EXERCISE BRIEF
Return all of the data exactly as given.

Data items
....
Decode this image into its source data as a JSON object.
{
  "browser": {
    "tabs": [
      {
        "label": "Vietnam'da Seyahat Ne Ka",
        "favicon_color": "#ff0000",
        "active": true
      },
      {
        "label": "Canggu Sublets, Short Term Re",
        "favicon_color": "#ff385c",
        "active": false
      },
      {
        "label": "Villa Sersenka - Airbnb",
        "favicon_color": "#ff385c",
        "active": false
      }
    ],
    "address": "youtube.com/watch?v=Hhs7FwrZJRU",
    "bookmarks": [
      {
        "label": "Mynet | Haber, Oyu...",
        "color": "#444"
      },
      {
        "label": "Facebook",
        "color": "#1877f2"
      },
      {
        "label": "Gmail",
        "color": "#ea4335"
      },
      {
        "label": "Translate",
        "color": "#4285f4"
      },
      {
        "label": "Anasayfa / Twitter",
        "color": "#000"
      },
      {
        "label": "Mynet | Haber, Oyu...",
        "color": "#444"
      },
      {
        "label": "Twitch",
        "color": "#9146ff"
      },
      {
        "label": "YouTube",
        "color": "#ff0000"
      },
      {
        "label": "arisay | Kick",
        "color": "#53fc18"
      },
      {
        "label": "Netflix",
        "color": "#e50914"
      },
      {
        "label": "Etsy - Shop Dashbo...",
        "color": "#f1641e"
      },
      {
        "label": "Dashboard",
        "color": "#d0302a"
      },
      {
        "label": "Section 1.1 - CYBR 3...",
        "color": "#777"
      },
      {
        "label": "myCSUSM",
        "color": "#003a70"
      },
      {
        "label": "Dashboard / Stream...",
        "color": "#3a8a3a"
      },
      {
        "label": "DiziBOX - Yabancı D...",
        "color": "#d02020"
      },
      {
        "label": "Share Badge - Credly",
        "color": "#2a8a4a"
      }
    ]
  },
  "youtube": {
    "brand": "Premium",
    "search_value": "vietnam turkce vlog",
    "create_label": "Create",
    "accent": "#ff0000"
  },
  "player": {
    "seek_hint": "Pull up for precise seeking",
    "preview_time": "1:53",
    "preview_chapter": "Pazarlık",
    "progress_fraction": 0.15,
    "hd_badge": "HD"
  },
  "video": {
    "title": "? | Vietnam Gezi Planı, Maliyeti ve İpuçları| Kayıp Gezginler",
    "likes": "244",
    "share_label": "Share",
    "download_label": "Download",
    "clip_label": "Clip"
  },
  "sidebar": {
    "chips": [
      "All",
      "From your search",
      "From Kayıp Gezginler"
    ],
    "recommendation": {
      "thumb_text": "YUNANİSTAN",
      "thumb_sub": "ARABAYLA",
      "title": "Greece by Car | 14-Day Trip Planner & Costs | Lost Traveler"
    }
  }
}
....
TASK SOLUTION
Decode this image into its source data as a JSON object.
{
  "browser": {
    "tabs": [
      {
        "label": "Vietnam'da Seyahat Ne Ka",
        "favicon_color": "#ff0000",
        "active": true
      },
      {
        "label": "Canggu Sublets, Short Term Re",
        "favicon_color": "#ff385c",
        "active": false
      },
      {
        "label": "Villa Sersenka - Airbnb",
        "favicon_color": "#ff385c",
        "active": false
      }
    ],
    "address": "youtube.com/watch?v=Hhs7FwrZJRU",
    "bookmarks": [
      {
        "label": "Mynet | Haber, Oyu...",
        "color": "#444"
      },
      {
        "label": "Facebook",
        "color": "#1877f2"
      },
      {
        "label": "Gmail",
        "color": "#ea4335"
      },
      {
        "label": "Translate",
        "color": "#4285f4"
      },
      {
        "label": "Anasayfa / Twitter",
        "color": "#000"
      },
      {
        "label": "Mynet | Haber, Oyu...",
        "color": "#444"
      },
      {
        "label": "Twitch",
        "color": "#9146ff"
      },
      {
        "label": "YouTube",
        "color": "#ff0000"
      },
      {
        "label": "arisay | Kick",
        "color": "#53fc18"
      },
      {
        "label": "Netflix",
        "color": "#e50914"
      },
      {
        "label": "Etsy - Shop Dashbo...",
        "color": "#f1641e"
      },
      {
        "label": "Dashboard",
        "color": "#d0302a"
      },
      {
        "label": "Section 1.1 - CYBR 3...",
        "color": "#777"
      },
      {
        "label": "myCSUSM",
        "color": "#003a70"
      },
      {
        "label": "Dashboard / Stream...",
        "color": "#3a8a3a"
      },
      {
        "label": "DiziBOX - Yabancı D...",
        "color": "#d02020"
      },
      {
        "label": "Share Badge - Credly",
        "color": "#2a8a4a"
      }
    ]
  },
  "youtube": {
    "brand": "Premium",
    "search_value": "vietnam turkce vlog",
    "create_label": "Create",
    "accent": "#ff0000"
  },
  "player": {
    "seek_hint": "Pull up for precise seeking",
    "preview_time": "1:53",
    "preview_chapter": "Pazarlık",
    "progress_fraction": 0.15,
    "hd_badge": "HD"
  },
  "video": {
    "title": "? | Vietnam Gezi Planı, Maliyeti ve İpuçları| Kayıp Gezginler",
    "likes": "244",
    "share_label": "Share",
    "download_label": "Download",
    "clip_label": "Clip"
  },
  "sidebar": {
    "chips": [
      "All",
      "From your search",
      "From Kayıp Gezginler"
    ],
    "recommendation": {
      "thumb_text": "YUNANİSTAN",
      "thumb_sub": "ARABAYLA",
      "title": "Greece by Car | 14-Day Trip Planner & Costs | Lost Traveler"
    }
  }
}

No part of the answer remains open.